* EXERCISE TASK
Images embedded in the records are excluded; print everything else exactly as given.

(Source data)
— Start —
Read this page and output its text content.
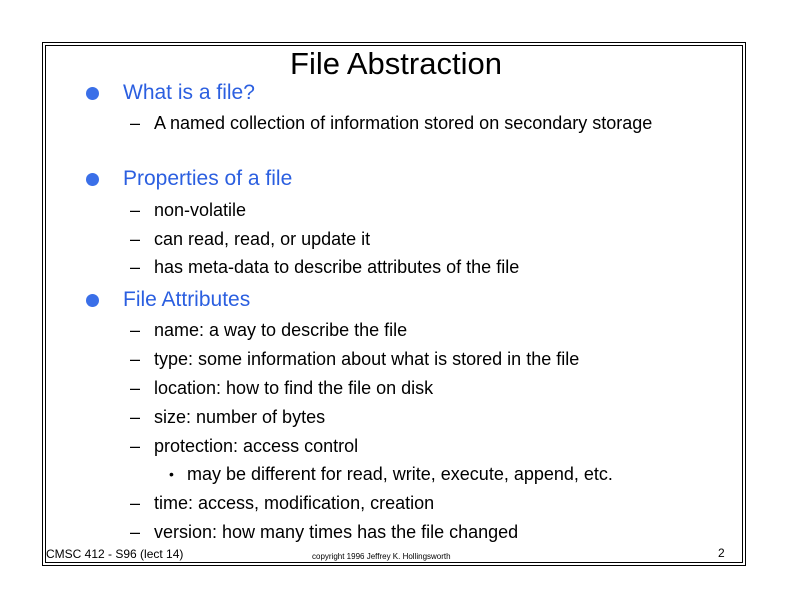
File Abstraction
What is a file?
– A named collection of information stored on secondary storage
Properties of a file
– non-volatile
– can read, read, or update it
– has meta-data to describe attributes of the file
File Attributes
– name: a way to describe the file
– type: some information about what is stored in the file
– location: how to find the file on disk
– size: number of bytes
– protection: access control
• may be different for read, write, execute, append, etc.
– time: access, modification, creation
– version: how many times has the file changed
CMSC 412 - S96 (lect 14)	copyright 1996 Jeffrey K. Hollingsworth	2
— End —
* EXERCISE ANSWER
Read this page and output its text content.
File Abstraction
What is a file?
– A named collection of information stored on secondary storage
Properties of a file
– non-volatile
– can read, read, or update it
– has meta-data to describe attributes of the file
File Attributes
– name: a way to describe the file
– type: some information about what is stored in the file
– location: how to find the file on disk
– size: number of bytes
– protection: access control
• may be different for read, write, execute, append, etc.
– time: access, modification, creation
– version: how many times has the file changed
CMSC 412 - S96 (lect 14)	copyright 1996 Jeffrey K. Hollingsworth	2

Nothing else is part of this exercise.